____ Source material

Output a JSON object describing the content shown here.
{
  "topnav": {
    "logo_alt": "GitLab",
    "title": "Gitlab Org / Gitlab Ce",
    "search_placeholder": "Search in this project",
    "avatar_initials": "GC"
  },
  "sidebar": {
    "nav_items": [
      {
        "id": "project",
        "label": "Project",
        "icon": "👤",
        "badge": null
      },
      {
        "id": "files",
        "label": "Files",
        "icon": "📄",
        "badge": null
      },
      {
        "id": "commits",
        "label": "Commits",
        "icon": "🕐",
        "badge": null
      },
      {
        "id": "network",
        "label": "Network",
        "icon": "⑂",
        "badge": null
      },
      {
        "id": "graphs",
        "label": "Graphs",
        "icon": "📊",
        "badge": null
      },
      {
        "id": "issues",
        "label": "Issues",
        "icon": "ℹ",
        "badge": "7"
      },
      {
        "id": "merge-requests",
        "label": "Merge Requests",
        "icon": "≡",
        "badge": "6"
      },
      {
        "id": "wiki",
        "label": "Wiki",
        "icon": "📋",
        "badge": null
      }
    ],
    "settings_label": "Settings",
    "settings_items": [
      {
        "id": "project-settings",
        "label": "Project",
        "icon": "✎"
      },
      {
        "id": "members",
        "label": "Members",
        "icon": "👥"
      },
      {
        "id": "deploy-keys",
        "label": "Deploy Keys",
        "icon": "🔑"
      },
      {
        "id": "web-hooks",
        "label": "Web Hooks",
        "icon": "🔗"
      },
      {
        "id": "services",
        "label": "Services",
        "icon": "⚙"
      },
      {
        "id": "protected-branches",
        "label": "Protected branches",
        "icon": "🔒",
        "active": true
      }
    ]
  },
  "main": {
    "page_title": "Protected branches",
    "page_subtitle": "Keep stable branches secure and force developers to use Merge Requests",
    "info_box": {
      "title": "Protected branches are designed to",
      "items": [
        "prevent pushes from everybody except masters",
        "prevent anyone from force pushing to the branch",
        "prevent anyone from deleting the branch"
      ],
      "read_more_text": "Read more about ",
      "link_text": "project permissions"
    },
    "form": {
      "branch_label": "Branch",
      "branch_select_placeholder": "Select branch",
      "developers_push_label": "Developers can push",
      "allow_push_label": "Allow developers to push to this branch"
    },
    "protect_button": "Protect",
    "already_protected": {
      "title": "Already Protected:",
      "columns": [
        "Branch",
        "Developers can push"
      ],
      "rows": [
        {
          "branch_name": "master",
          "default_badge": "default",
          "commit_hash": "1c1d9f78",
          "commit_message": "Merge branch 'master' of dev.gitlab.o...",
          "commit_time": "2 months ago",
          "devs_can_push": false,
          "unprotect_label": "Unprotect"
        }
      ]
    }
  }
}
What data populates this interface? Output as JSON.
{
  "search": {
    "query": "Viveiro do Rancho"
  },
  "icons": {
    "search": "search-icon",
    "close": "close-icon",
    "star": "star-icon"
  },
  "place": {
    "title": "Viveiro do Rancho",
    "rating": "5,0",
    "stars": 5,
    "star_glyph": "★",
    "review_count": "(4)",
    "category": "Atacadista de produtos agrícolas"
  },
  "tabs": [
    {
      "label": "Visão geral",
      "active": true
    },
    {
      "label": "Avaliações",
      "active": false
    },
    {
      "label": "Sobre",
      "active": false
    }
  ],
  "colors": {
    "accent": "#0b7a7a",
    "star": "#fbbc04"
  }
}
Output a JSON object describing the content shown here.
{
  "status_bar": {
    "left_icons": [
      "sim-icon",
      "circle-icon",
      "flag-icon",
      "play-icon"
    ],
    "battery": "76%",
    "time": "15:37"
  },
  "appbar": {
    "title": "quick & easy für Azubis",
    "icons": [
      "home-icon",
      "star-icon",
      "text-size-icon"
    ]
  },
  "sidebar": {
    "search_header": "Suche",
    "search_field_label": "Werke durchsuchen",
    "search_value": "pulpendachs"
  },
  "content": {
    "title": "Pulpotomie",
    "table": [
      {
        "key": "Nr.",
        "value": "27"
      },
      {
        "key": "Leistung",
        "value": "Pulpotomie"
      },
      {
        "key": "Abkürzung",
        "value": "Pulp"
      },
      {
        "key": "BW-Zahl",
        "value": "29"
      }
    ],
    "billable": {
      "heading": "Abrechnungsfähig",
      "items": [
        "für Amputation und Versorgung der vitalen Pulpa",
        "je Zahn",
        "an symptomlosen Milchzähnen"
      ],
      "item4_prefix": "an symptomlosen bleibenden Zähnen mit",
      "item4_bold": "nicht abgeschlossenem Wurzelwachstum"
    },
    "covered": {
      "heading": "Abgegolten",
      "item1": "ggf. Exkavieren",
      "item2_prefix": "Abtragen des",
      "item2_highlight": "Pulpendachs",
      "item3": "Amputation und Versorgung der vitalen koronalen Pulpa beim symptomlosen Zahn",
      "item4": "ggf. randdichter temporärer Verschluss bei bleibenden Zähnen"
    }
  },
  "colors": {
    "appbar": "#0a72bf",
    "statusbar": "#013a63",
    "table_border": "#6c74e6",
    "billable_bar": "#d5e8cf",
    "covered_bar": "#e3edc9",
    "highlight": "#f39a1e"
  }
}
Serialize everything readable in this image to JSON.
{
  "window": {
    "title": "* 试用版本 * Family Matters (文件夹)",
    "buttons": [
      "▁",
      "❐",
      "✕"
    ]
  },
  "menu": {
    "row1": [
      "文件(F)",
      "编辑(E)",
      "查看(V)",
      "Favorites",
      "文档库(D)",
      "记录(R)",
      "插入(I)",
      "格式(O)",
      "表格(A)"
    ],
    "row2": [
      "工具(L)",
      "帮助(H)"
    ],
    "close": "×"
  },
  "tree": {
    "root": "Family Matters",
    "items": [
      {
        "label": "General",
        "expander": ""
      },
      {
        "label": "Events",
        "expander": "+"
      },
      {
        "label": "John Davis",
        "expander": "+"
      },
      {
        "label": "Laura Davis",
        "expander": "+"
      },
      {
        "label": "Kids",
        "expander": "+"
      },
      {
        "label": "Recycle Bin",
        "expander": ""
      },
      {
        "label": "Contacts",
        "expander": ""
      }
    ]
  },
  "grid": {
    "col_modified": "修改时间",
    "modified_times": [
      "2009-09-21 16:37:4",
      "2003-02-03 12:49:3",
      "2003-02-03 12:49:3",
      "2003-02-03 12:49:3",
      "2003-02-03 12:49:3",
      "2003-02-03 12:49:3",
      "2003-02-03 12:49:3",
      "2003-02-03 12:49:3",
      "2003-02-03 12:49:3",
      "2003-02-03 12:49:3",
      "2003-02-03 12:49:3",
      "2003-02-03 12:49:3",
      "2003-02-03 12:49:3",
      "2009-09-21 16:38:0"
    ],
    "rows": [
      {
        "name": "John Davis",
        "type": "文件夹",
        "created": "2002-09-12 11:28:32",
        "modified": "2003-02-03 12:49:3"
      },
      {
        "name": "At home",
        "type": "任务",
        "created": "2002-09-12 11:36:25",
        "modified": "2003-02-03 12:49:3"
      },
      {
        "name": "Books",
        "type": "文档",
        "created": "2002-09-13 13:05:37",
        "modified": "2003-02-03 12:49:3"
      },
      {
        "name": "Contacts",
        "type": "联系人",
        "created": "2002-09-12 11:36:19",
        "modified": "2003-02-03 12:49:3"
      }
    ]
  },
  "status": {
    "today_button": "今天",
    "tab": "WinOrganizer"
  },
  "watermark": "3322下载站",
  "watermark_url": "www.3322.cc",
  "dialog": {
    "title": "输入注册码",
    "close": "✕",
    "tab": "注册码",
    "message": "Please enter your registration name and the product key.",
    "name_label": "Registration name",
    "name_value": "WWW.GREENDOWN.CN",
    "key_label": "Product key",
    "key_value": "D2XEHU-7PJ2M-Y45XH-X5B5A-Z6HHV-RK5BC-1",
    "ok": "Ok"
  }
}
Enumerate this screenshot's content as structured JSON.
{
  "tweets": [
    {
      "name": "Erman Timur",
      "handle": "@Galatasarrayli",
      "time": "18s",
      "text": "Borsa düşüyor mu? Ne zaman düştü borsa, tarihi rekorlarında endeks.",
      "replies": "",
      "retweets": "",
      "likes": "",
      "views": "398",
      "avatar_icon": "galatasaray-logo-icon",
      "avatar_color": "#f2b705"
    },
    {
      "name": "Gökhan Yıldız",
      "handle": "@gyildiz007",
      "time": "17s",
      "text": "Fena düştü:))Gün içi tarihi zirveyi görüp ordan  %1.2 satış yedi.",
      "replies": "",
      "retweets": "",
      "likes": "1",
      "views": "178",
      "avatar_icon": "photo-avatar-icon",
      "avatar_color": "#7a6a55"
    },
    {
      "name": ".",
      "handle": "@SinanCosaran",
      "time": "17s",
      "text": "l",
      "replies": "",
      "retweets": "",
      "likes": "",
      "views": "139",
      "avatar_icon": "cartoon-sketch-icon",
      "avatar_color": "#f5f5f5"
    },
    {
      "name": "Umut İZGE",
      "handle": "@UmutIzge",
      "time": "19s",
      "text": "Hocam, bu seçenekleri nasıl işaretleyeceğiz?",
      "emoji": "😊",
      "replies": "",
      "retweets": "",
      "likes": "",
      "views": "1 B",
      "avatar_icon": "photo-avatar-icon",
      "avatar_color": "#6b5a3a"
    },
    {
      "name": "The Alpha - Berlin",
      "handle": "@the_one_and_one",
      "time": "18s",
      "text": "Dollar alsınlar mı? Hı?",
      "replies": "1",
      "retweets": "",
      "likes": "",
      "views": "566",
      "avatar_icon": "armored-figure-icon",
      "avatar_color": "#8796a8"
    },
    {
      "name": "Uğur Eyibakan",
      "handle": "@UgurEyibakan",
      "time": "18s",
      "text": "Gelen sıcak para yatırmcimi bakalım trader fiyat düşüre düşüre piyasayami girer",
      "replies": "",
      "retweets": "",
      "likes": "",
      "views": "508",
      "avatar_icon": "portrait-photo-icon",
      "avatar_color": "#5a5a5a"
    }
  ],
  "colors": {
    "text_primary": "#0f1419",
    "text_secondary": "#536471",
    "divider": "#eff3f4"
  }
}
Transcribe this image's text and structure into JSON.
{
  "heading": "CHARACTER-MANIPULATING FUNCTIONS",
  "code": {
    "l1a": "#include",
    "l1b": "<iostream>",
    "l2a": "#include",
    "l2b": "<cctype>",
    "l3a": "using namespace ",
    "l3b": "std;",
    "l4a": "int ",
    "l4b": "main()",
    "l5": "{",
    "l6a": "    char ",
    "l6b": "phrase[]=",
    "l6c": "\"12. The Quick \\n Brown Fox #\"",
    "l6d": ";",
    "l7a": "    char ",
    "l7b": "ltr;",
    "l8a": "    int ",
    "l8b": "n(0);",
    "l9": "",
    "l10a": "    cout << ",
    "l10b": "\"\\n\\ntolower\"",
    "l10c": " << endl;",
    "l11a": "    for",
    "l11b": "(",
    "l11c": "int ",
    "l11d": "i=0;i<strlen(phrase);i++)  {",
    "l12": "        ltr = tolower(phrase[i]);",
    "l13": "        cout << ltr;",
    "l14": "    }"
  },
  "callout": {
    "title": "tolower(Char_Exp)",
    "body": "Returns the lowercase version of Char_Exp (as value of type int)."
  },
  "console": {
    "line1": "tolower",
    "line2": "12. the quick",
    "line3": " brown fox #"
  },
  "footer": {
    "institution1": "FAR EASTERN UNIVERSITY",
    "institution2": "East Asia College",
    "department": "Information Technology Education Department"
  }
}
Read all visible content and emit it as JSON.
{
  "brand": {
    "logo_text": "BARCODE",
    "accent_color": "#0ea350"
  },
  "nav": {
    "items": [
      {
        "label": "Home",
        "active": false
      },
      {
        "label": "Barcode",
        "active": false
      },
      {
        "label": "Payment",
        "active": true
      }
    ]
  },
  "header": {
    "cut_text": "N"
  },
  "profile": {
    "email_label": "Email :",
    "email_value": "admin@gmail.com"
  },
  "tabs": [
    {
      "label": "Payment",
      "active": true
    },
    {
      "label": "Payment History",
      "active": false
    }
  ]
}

________

■ Task prompt ■
Tell how many lines hold the string "Zahn", giving the number and nothing else.

■ Solution to the problem ■
2